**Recorded data:**
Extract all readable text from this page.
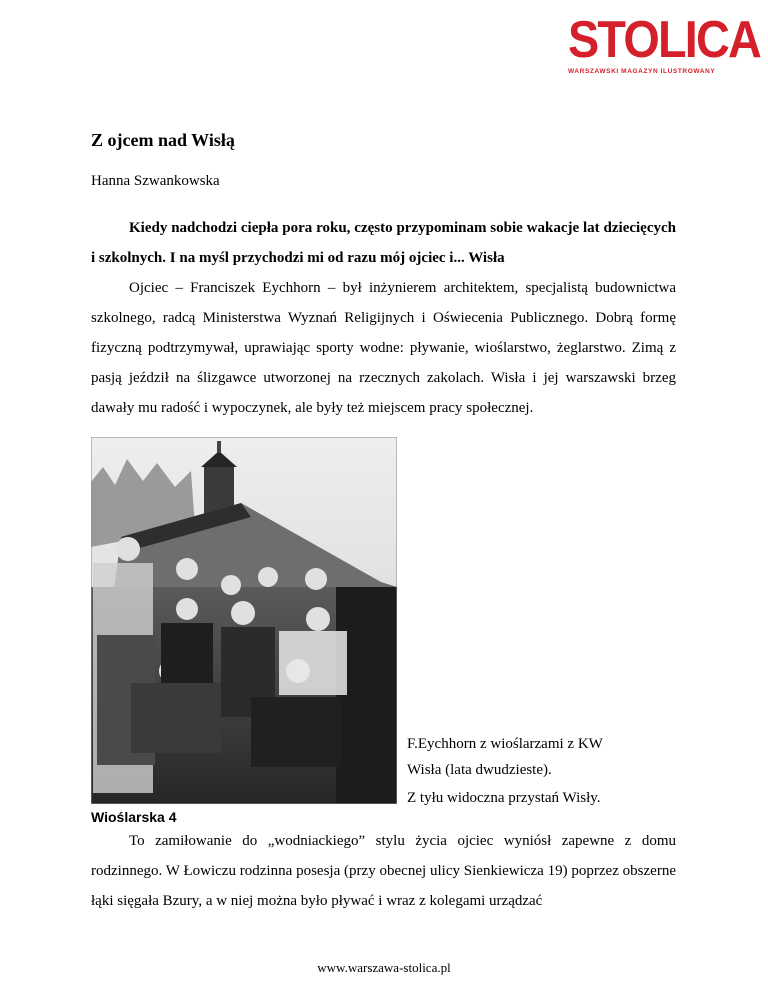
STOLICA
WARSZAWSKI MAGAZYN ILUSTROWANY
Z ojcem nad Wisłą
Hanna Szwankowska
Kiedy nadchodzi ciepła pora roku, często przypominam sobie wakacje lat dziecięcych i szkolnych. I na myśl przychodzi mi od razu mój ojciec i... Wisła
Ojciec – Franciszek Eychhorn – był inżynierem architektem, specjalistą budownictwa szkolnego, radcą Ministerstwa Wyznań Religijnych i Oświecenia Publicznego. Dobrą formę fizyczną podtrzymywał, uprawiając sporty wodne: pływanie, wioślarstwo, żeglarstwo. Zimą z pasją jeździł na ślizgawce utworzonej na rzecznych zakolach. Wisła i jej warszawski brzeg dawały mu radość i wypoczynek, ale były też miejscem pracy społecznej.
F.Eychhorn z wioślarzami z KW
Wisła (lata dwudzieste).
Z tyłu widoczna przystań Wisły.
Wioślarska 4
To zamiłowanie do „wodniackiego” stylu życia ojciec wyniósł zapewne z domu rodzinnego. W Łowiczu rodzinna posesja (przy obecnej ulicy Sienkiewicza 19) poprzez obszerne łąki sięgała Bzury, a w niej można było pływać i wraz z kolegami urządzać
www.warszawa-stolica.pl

**Written task:** Give every record again exactly, apart from the pictures, which stay out.

**Response to the task:**
Extract all readable text from this page.
STOLICA
WARSZAWSKI MAGAZYN ILUSTROWANY
Z ojcem nad Wisłą
Hanna Szwankowska
Kiedy nadchodzi ciepła pora roku, często przypominam sobie wakacje lat dziecięcych i szkolnych. I na myśl przychodzi mi od razu mój ojciec i... Wisła
Ojciec – Franciszek Eychhorn – był inżynierem architektem, specjalistą budownictwa szkolnego, radcą Ministerstwa Wyznań Religijnych i Oświecenia Publicznego. Dobrą formę fizyczną podtrzymywał, uprawiając sporty wodne: pływanie, wioślarstwo, żeglarstwo. Zimą z pasją jeździł na ślizgawce utworzonej na rzecznych zakolach. Wisła i jej warszawski brzeg dawały mu radość i wypoczynek, ale były też miejscem pracy społecznej.
F.Eychhorn z wioślarzami z KW
Wisła (lata dwudzieste).
Z tyłu widoczna przystań Wisły.
Wioślarska 4
To zamiłowanie do „wodniackiego” stylu życia ojciec wyniósł zapewne z domu rodzinnego. W Łowiczu rodzinna posesja (przy obecnej ulicy Sienkiewicza 19) poprzez obszerne łąki sięgała Bzury, a w niej można było pływać i wraz z kolegami urządzać
www.warszawa-stolica.pl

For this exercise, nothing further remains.